── EXCERPTED DATA
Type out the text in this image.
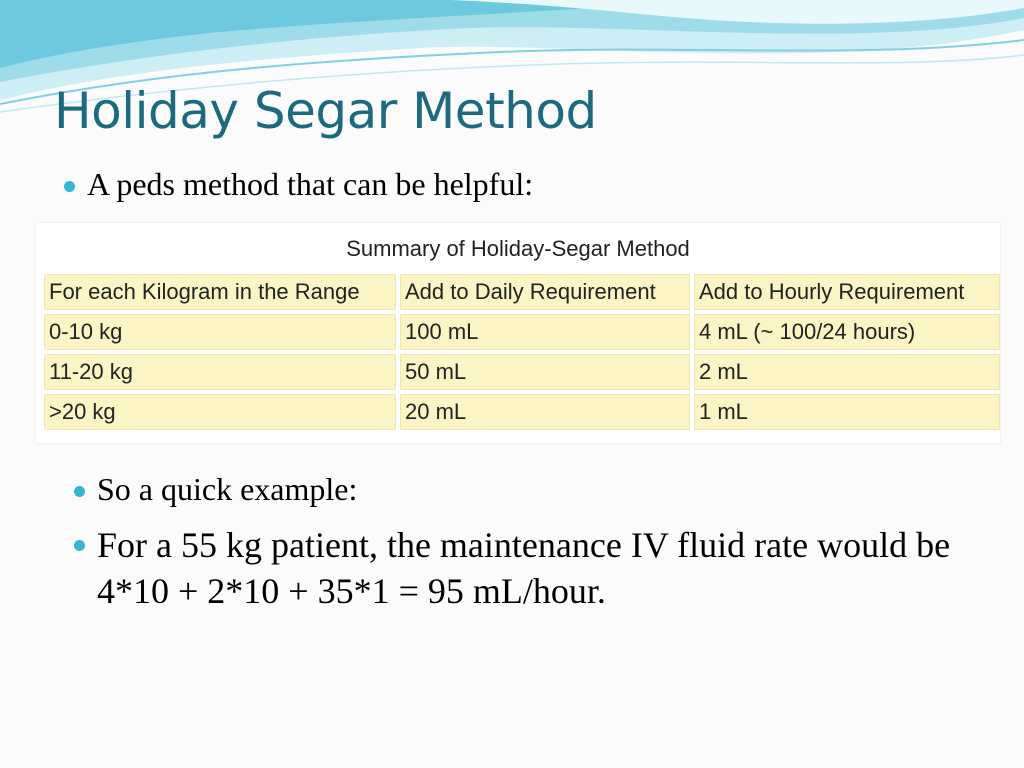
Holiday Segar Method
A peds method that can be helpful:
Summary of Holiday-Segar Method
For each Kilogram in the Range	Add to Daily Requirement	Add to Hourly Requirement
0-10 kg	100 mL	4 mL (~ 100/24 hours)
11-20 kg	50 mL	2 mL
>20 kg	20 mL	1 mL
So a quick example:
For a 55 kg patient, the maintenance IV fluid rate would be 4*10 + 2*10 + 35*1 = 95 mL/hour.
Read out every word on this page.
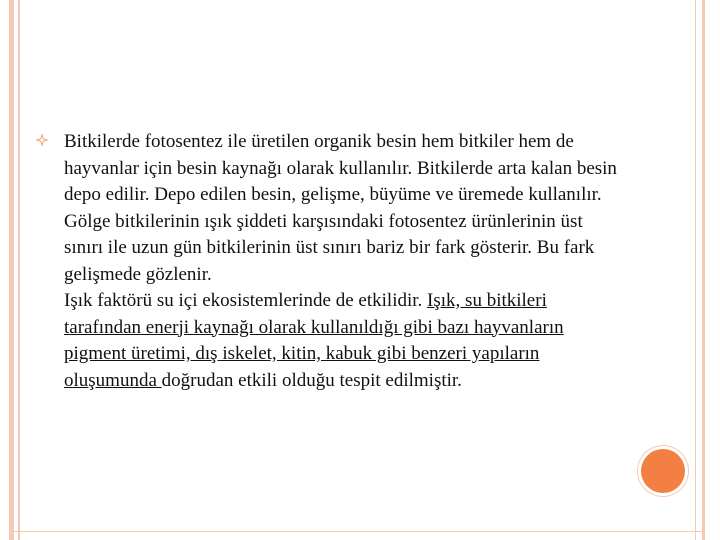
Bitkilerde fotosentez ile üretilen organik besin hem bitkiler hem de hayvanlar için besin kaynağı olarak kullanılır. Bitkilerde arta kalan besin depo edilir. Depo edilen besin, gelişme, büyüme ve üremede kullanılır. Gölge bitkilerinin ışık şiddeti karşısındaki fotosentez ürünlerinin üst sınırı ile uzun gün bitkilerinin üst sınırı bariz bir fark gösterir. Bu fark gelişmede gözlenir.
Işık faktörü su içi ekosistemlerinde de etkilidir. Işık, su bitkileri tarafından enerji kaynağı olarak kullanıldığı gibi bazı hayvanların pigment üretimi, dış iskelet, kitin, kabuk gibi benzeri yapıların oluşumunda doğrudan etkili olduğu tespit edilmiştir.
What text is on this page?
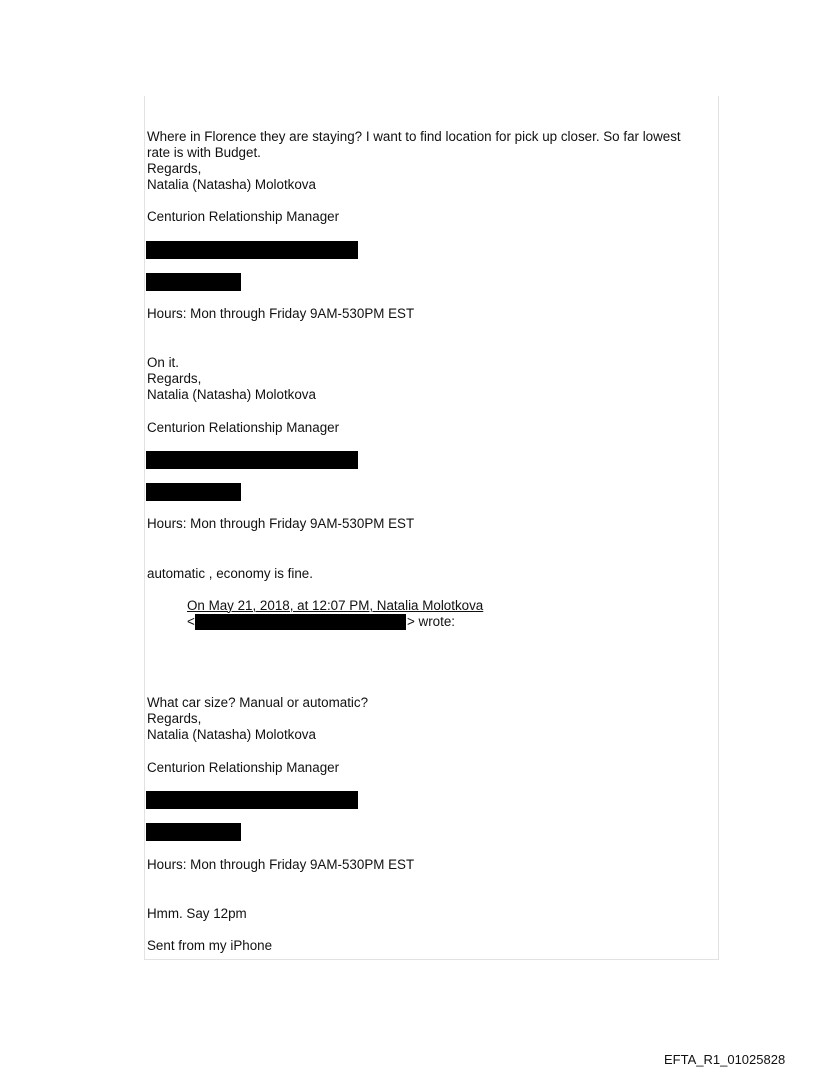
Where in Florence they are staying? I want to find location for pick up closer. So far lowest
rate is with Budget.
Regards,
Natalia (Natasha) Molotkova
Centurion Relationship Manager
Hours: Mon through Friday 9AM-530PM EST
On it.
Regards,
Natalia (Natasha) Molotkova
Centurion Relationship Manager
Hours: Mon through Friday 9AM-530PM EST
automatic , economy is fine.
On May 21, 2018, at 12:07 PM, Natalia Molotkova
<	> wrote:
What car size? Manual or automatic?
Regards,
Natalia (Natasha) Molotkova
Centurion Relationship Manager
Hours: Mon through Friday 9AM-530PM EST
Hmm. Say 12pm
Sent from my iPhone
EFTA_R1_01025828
────
* YOUR OBJECTIVE *
Give the number of lines above in which the word "What" occurs, with nothing else.

* OUTPUT BELOW *
2